[START OF Selected extract]

Wednesday, December 19, 2007

Looney tunes and merry melodies

For those keeping track, my full-scale report on steroids is essentially done, but I am waiting for some requested peer-review "beta test" feedback before going fully public with it. Stay tuned. And now the news . . .

More loud objections to the Baseball Hall of Fame's omitting Marvin Miller while inducting Bowie Kuhn.

Here's a shocker: the U.S. economy is headed for big, big trouble soon.

George Bush wants to take control of military lawyers; I guess the military has gotten too pinko commie for him.

The nation is still sorely unprepared for major disasters, whether natural or man-made. Well, geez, give 'em some time.

A former NRA employee says it's not about gun rights, it's about enriching NRA executives. What, just because "The parking lot at the association's twin-glass-towered filled with shiny new BMWs and Mercedes-Benzes." Or is it the million-dollar incomes? (OK, OK, only $950,000.)

Both government and private-organization automobile crash tests get it pretty right as to cars, but very badly miss the boat on trucks: in the case of both NHTSA and IIHS, trucks that received the worst possible crash-test rating had on average lower driver fatality rates than trucks that received the best possible crash-test rating.

Yet another fox guarding a henhouse has had a snack: EU ministers are poised to agree a deal on aviation that would see aircraft emissions continue to rise and possibly hand a cash windfall to the airlines.

Contrary to the prevailing wisdom, American motorists are not prepared to "drive at any price"--there is developing evidence of a barrier at about the $3/gallon level. How this will play out against the energy industry's belief that anything would go, forever, remains to be seen.

Giuliania of the day: first, Bernie Kerik just won't go away as an issue; moreover, both the New York firefighters--who abominate his guts--and victims of a molesting priest high in Giuliani's confidence are preparing to batten down and go national in a big way. The campaign is starting to struggle, which is to say, falter. And his polls are dropping like a rock.

No cure for the cold yet, but scientists have finally figured out how those "causeless" traffic jams pop up.

More exciting by far, scientists now think they have for the first time spotted an active glacier on Mars. That is incrementally more evidence that life may exist there, even if only microbial.

[END OF Selected extract]

**Written instruction 1:**
In the post titled "Looney tunes and merry melodies," answer the following:
(a) What price level for gasoline do American motorists appear to treat as a barrier?
(b) Which two crash-testing bodies are named?
(c) What do scientists now think they have spotted on Mars for the first time?
**Written instruction 2:** In the listing, can you repeat the lines from the one containing "comment-header: FINNEAS ·" through the one containing "679, 160, 705]", with both of those lines included?

[START OF Exercise input]

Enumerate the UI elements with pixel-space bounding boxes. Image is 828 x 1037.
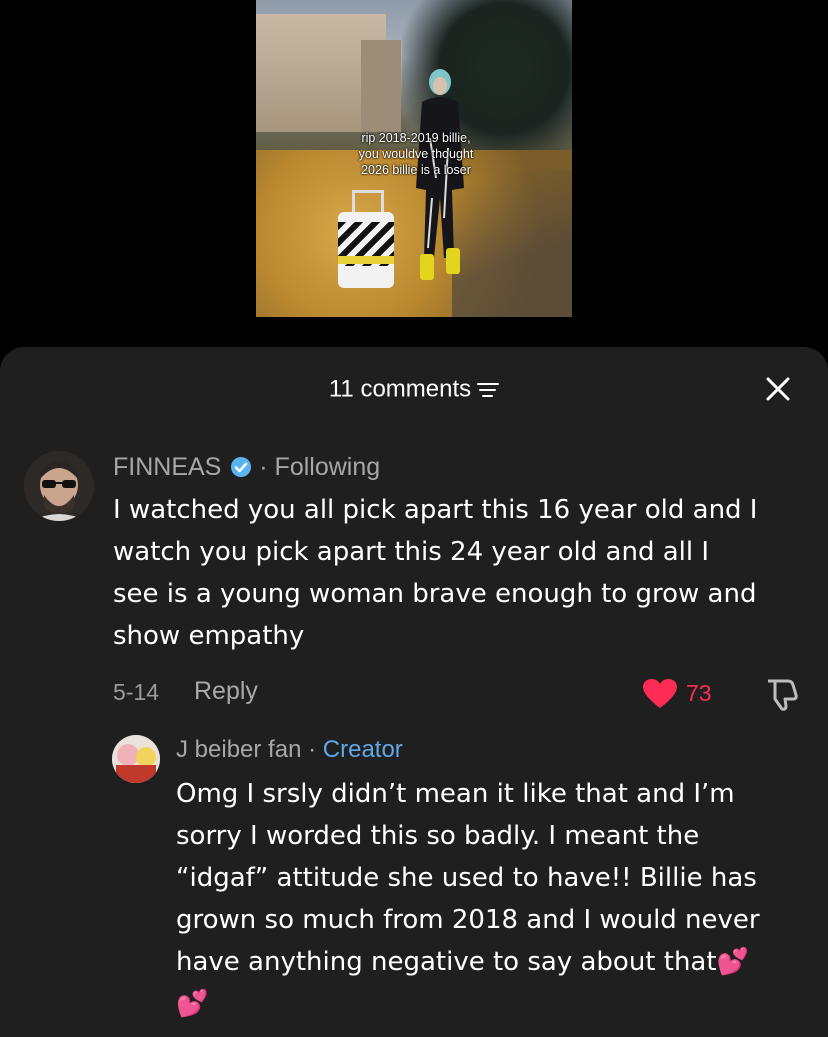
comment-header: FINNEAS · Following	[113, 453, 380, 482]
thumbs-down-icon[interactable]	[764, 677, 800, 713]
reply-text-line: “idgaf” attitude she used to have!! Bill…	[176, 863, 757, 893]
author-name[interactable]: J beiber fan	[176, 736, 301, 763]
reply-text-line: 💕	[176, 989, 209, 1019]
reply-text: Omg I srsly didn’t mean it like that and…	[176, 773, 760, 1025]
comment-date: 5-14	[113, 679, 160, 705]
comment-text-line: watch you pick apart this 24 year old an…	[113, 537, 710, 567]
reply-text-line: have anything negative to say about that…	[176, 947, 749, 977]
separator-dot: ·	[259, 453, 268, 481]
avatar-portrait	[24, 451, 94, 521]
comments-sheet: 11 comments FINNEAS · Following I watche…	[0, 347, 828, 1037]
comment-text-line: I watched you all pick apart this 16 yea…	[113, 495, 758, 525]
video-thumbnail[interactable]: rip 2018-2019 billie, you wouldve though…	[256, 0, 572, 317]
video-overlay-caption: rip 2018-2019 billie, you wouldve though…	[358, 131, 474, 177]
comment-text: I watched you all pick apart this 16 yea…	[113, 489, 757, 657]
comment-text-line: show empathy	[113, 621, 305, 651]
like-count: 73	[686, 680, 712, 706]
creator-badge: Creator	[322, 736, 403, 763]
comment-item: FINNEAS · Following I watched you all pi…	[0, 347, 828, 727]
following-label: Following	[274, 453, 381, 481]
background-building-tower	[361, 40, 401, 132]
avatar[interactable]	[112, 735, 160, 783]
separator-dot: ·	[308, 736, 317, 763]
comment-meta-row: 5-14 Reply 73	[113, 677, 803, 713]
heart-icon[interactable]	[642, 678, 678, 710]
pathway	[452, 170, 572, 317]
author-name[interactable]: FINNEAS	[113, 453, 221, 481]
reply-header: J beiber fan · Creator	[176, 736, 403, 764]
reply-text-line: Omg I srsly didn’t mean it like that and…	[176, 779, 735, 809]
reply-text-line: sorry I worded this so badly. I meant th…	[176, 821, 700, 851]
avatar-portrait	[112, 735, 160, 783]
verified-check-icon	[231, 457, 252, 477]
person-figure	[416, 69, 464, 280]
comment-text-line: see is a young woman brave enough to gro…	[113, 579, 757, 609]
reply-button[interactable]: Reply	[194, 677, 258, 706]
suitcase	[338, 212, 394, 288]
reply-item: J beiber fan · Creator Omg I srsly didn’…	[0, 727, 828, 1037]
reply-text-line: grown so much from 2018 and I would neve…	[176, 905, 760, 935]
avatar[interactable]	[24, 451, 94, 521]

[END OF Exercise input]

**Written response 1:**
(a) About $3 per gallon.
(b) NHTSA and IIHS.
(c) An active glacier.

**Written response 2:**
comment-header: FINNEAS · Following	[113, 453, 380, 482]
thumbs-down-icon[interactable]	[764, 677, 800, 713]
reply-text-line: “idgaf” attitude she used to have!! Bill…	[176, 863, 757, 893]
author-name[interactable]: J beiber fan	[176, 736, 301, 763]
reply-text-line: 💕	[176, 989, 209, 1019]
reply-text: Omg I srsly didn’t mean it like that and…	[176, 773, 760, 1025]
comment-date: 5-14	[113, 679, 160, 705]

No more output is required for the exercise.